- [Objective]: Each entry below should be returned exactly as is, with the pictures removed.

- [Supplied material]:

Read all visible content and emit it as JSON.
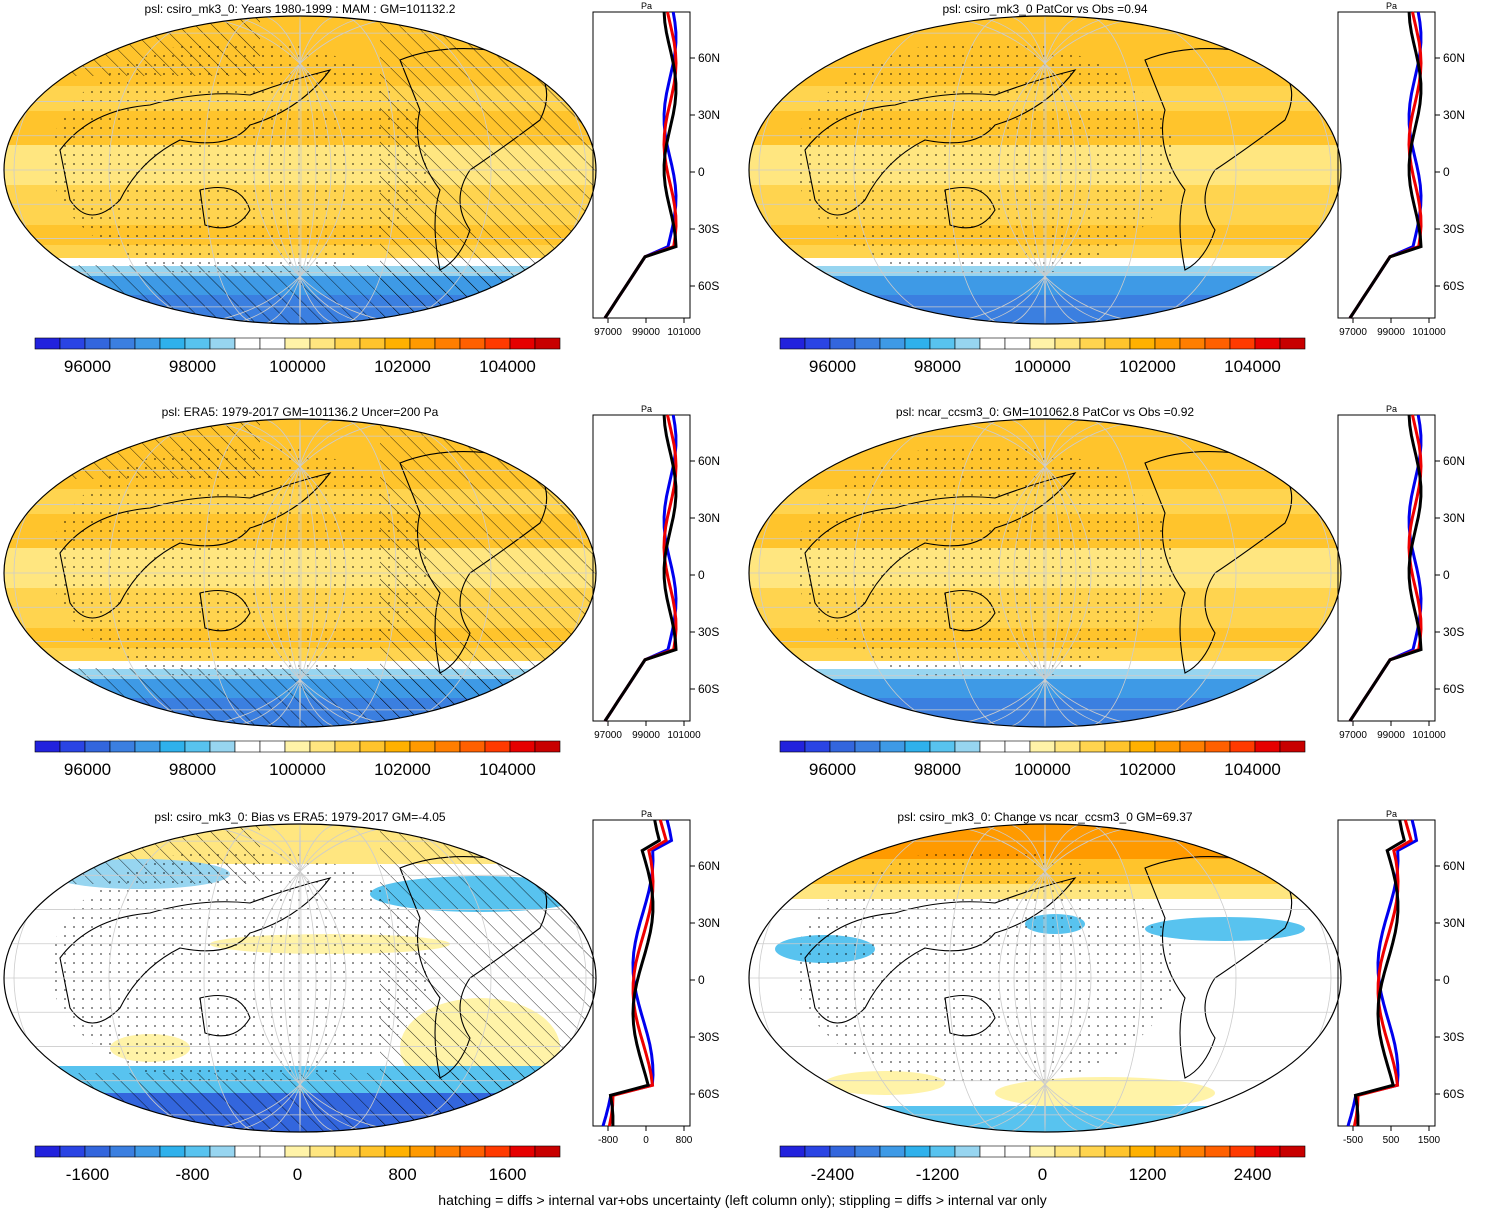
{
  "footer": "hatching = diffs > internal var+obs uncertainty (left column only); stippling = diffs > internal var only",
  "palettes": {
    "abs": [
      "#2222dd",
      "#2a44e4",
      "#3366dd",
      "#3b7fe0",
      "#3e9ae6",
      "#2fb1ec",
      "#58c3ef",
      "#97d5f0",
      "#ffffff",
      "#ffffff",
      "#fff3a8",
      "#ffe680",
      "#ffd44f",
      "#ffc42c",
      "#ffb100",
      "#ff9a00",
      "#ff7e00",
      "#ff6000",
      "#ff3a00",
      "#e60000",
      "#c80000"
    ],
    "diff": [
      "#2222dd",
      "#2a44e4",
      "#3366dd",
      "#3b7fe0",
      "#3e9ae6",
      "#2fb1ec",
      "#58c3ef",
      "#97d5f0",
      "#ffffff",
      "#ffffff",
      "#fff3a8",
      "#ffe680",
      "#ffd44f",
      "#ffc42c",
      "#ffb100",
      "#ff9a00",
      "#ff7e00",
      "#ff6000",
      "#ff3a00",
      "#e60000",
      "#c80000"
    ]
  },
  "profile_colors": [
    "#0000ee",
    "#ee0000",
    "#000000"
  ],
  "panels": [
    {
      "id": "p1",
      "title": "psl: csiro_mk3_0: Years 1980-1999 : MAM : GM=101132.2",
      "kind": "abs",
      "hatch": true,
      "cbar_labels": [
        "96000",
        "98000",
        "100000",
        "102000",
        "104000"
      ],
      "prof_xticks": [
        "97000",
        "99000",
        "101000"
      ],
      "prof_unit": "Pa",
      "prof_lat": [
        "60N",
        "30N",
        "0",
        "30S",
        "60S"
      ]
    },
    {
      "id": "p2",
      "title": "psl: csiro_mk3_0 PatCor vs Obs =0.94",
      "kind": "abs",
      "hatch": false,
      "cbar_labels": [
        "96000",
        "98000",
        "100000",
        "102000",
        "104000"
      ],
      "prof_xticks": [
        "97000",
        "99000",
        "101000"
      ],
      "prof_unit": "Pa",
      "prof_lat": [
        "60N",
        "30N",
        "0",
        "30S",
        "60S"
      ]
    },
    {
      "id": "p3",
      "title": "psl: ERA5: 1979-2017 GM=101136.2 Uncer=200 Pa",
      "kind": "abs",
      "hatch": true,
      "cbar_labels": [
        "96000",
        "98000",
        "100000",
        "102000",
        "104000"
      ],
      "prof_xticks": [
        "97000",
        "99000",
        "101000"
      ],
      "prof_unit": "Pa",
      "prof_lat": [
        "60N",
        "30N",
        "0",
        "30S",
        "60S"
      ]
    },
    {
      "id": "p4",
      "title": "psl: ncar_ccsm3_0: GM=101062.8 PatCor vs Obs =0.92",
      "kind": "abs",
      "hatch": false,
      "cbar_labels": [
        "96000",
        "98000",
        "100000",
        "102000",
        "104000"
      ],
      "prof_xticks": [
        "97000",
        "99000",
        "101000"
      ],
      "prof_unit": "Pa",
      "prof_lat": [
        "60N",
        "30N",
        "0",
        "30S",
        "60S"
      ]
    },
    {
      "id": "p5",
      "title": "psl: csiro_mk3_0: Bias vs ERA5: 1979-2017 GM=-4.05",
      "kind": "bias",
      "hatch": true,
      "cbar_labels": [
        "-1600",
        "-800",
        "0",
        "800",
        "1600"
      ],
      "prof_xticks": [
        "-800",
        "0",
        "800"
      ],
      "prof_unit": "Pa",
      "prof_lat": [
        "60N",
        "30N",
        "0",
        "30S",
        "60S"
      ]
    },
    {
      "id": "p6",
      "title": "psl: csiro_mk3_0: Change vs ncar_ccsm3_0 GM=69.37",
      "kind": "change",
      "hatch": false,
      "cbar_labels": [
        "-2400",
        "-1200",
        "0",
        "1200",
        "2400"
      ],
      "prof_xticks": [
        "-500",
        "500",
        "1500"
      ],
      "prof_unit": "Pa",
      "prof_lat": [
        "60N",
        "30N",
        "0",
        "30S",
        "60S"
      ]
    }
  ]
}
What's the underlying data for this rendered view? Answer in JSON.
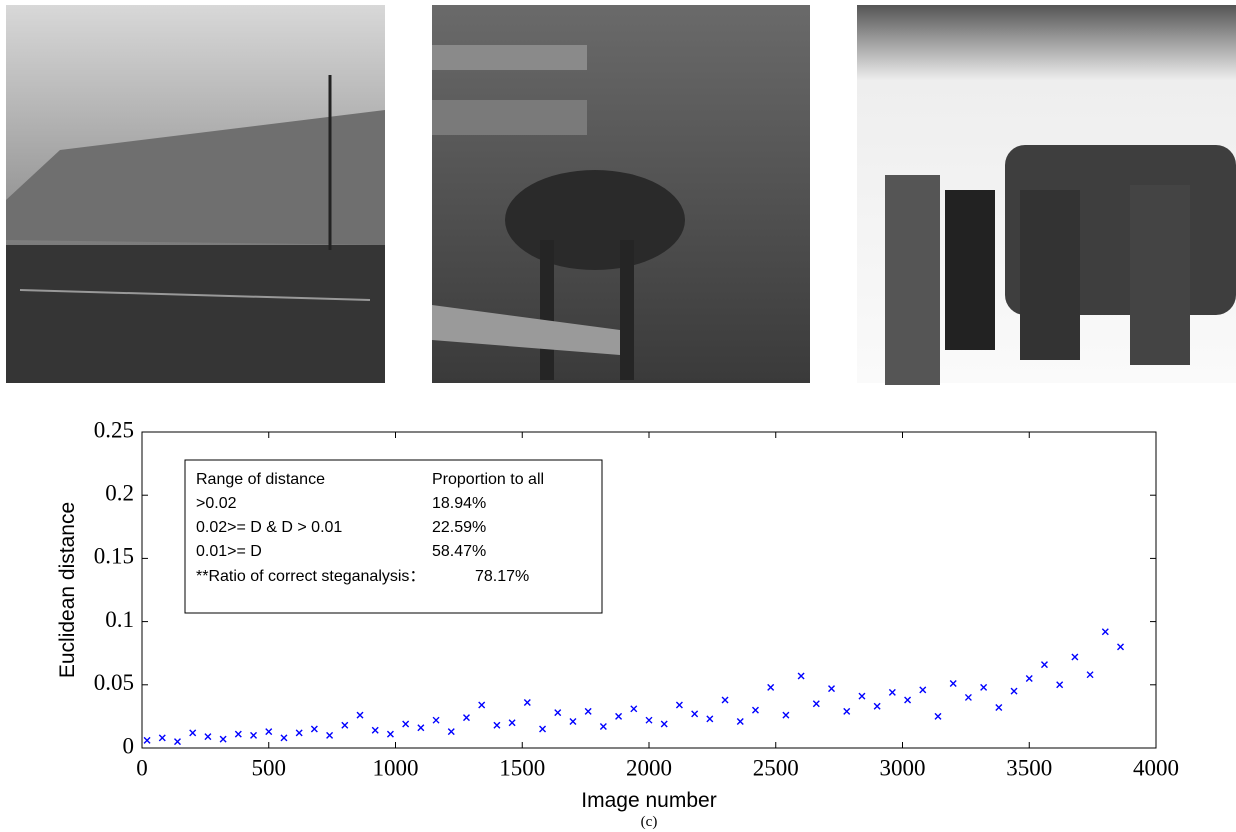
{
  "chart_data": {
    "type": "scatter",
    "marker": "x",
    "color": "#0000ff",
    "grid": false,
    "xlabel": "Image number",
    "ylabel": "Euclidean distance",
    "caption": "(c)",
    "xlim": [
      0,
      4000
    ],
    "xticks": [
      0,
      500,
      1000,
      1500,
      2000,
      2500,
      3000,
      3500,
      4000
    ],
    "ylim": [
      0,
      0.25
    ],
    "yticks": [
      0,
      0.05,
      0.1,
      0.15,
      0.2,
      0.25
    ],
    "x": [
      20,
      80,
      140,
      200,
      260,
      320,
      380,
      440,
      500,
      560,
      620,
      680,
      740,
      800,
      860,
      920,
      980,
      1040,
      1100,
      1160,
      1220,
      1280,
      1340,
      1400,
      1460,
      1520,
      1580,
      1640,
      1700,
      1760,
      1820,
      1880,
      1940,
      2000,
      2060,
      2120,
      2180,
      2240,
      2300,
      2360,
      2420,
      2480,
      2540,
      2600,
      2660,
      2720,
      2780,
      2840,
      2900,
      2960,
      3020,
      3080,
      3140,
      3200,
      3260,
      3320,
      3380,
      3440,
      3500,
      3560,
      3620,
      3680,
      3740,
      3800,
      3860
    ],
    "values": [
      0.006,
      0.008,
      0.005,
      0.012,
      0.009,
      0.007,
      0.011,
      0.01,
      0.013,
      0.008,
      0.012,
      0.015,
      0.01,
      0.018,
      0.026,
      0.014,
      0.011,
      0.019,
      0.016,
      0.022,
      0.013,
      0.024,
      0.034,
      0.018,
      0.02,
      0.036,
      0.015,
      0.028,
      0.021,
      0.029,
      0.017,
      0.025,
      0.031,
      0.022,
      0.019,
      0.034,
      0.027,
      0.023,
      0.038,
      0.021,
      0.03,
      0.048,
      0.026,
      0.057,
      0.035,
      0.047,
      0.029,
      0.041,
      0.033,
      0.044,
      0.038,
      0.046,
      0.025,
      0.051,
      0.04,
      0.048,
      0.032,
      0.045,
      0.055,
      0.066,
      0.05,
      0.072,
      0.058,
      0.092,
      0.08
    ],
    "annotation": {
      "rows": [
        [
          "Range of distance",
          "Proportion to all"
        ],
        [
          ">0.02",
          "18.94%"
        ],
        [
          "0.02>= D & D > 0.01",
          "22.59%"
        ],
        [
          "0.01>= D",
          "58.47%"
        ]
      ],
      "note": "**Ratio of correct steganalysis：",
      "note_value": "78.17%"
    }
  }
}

- [Problem solution]:
Read all visible content and emit it as JSON.
{
  "footer": "hatching = diffs > internal var+obs uncertainty (left column only); stippling = diffs > internal var only",
  "palettes": {
    "abs": [
      "#2222dd",
      "#2a44e4",
      "#3366dd",
      "#3b7fe0",
      "#3e9ae6",
      "#2fb1ec",
      "#58c3ef",
      "#97d5f0",
      "#ffffff",
      "#ffffff",
      "#fff3a8",
      "#ffe680",
      "#ffd44f",
      "#ffc42c",
      "#ffb100",
      "#ff9a00",
      "#ff7e00",
      "#ff6000",
      "#ff3a00",
      "#e60000",
      "#c80000"
    ],
    "diff": [
      "#2222dd",
      "#2a44e4",
      "#3366dd",
      "#3b7fe0",
      "#3e9ae6",
      "#2fb1ec",
      "#58c3ef",
      "#97d5f0",
      "#ffffff",
      "#ffffff",
      "#fff3a8",
      "#ffe680",
      "#ffd44f",
      "#ffc42c",
      "#ffb100",
      "#ff9a00",
      "#ff7e00",
      "#ff6000",
      "#ff3a00",
      "#e60000",
      "#c80000"
    ]
  },
  "profile_colors": [
    "#0000ee",
    "#ee0000",
    "#000000"
  ],
  "panels": [
    {
      "id": "p1",
      "title": "psl: csiro_mk3_0: Years 1980-1999 : MAM : GM=101132.2",
      "kind": "abs",
      "hatch": true,
      "cbar_labels": [
        "96000",
        "98000",
        "100000",
        "102000",
        "104000"
      ],
      "prof_xticks": [
        "97000",
        "99000",
        "101000"
      ],
      "prof_unit": "Pa",
      "prof_lat": [
        "60N",
        "30N",
        "0",
        "30S",
        "60S"
      ]
    },
    {
      "id": "p2",
      "title": "psl: csiro_mk3_0 PatCor vs Obs =0.94",
      "kind": "abs",
      "hatch": false,
      "cbar_labels": [
        "96000",
        "98000",
        "100000",
        "102000",
        "104000"
      ],
      "prof_xticks": [
        "97000",
        "99000",
        "101000"
      ],
      "prof_unit": "Pa",
      "prof_lat": [
        "60N",
        "30N",
        "0",
        "30S",
        "60S"
      ]
    },
    {
      "id": "p3",
      "title": "psl: ERA5: 1979-2017 GM=101136.2 Uncer=200 Pa",
      "kind": "abs",
      "hatch": true,
      "cbar_labels": [
        "96000",
        "98000",
        "100000",
        "102000",
        "104000"
      ],
      "prof_xticks": [
        "97000",
        "99000",
        "101000"
      ],
      "prof_unit": "Pa",
      "prof_lat": [
        "60N",
        "30N",
        "0",
        "30S",
        "60S"
      ]
    },
    {
      "id": "p4",
      "title": "psl: ncar_ccsm3_0: GM=101062.8 PatCor vs Obs =0.92",
      "kind": "abs",
      "hatch": false,
      "cbar_labels": [
        "96000",
        "98000",
        "100000",
        "102000",
        "104000"
      ],
      "prof_xticks": [
        "97000",
        "99000",
        "101000"
      ],
      "prof_unit": "Pa",
      "prof_lat": [
        "60N",
        "30N",
        "0",
        "30S",
        "60S"
      ]
    },
    {
      "id": "p5",
      "title": "psl: csiro_mk3_0: Bias vs ERA5: 1979-2017 GM=-4.05",
      "kind": "bias",
      "hatch": true,
      "cbar_labels": [
        "-1600",
        "-800",
        "0",
        "800",
        "1600"
      ],
      "prof_xticks": [
        "-800",
        "0",
        "800"
      ],
      "prof_unit": "Pa",
      "prof_lat": [
        "60N",
        "30N",
        "0",
        "30S",
        "60S"
      ]
    },
    {
      "id": "p6",
      "title": "psl: csiro_mk3_0: Change vs ncar_ccsm3_0 GM=69.37",
      "kind": "change",
      "hatch": false,
      "cbar_labels": [
        "-2400",
        "-1200",
        "0",
        "1200",
        "2400"
      ],
      "prof_xticks": [
        "-500",
        "500",
        "1500"
      ],
      "prof_unit": "Pa",
      "prof_lat": [
        "60N",
        "30N",
        "0",
        "30S",
        "60S"
      ]
    }
  ]
}
What's the underlying data for this rendered view? Answer in JSON.
{
  "chart_data": {
    "type": "scatter",
    "marker": "x",
    "color": "#0000ff",
    "grid": false,
    "xlabel": "Image number",
    "ylabel": "Euclidean distance",
    "caption": "(c)",
    "xlim": [
      0,
      4000
    ],
    "xticks": [
      0,
      500,
      1000,
      1500,
      2000,
      2500,
      3000,
      3500,
      4000
    ],
    "ylim": [
      0,
      0.25
    ],
    "yticks": [
      0,
      0.05,
      0.1,
      0.15,
      0.2,
      0.25
    ],
    "x": [
      20,
      80,
      140,
      200,
      260,
      320,
      380,
      440,
      500,
      560,
      620,
      680,
      740,
      800,
      860,
      920,
      980,
      1040,
      1100,
      1160,
      1220,
      1280,
      1340,
      1400,
      1460,
      1520,
      1580,
      1640,
      1700,
      1760,
      1820,
      1880,
      1940,
      2000,
      2060,
      2120,
      2180,
      2240,
      2300,
      2360,
      2420,
      2480,
      2540,
      2600,
      2660,
      2720,
      2780,
      2840,
      2900,
      2960,
      3020,
      3080,
      3140,
      3200,
      3260,
      3320,
      3380,
      3440,
      3500,
      3560,
      3620,
      3680,
      3740,
      3800,
      3860
    ],
    "values": [
      0.006,
      0.008,
      0.005,
      0.012,
      0.009,
      0.007,
      0.011,
      0.01,
      0.013,
      0.008,
      0.012,
      0.015,
      0.01,
      0.018,
      0.026,
      0.014,
      0.011,
      0.019,
      0.016,
      0.022,
      0.013,
      0.024,
      0.034,
      0.018,
      0.02,
      0.036,
      0.015,
      0.028,
      0.021,
      0.029,
      0.017,
      0.025,
      0.031,
      0.022,
      0.019,
      0.034,
      0.027,
      0.023,
      0.038,
      0.021,
      0.03,
      0.048,
      0.026,
      0.057,
      0.035,
      0.047,
      0.029,
      0.041,
      0.033,
      0.044,
      0.038,
      0.046,
      0.025,
      0.051,
      0.04,
      0.048,
      0.032,
      0.045,
      0.055,
      0.066,
      0.05,
      0.072,
      0.058,
      0.092,
      0.08
    ],
    "annotation": {
      "rows": [
        [
          "Range of distance",
          "Proportion to all"
        ],
        [
          ">0.02",
          "18.94%"
        ],
        [
          "0.02>= D & D > 0.01",
          "22.59%"
        ],
        [
          "0.01>= D",
          "58.47%"
        ]
      ],
      "note": "**Ratio of correct steganalysis：",
      "note_value": "78.17%"
    }
  }
}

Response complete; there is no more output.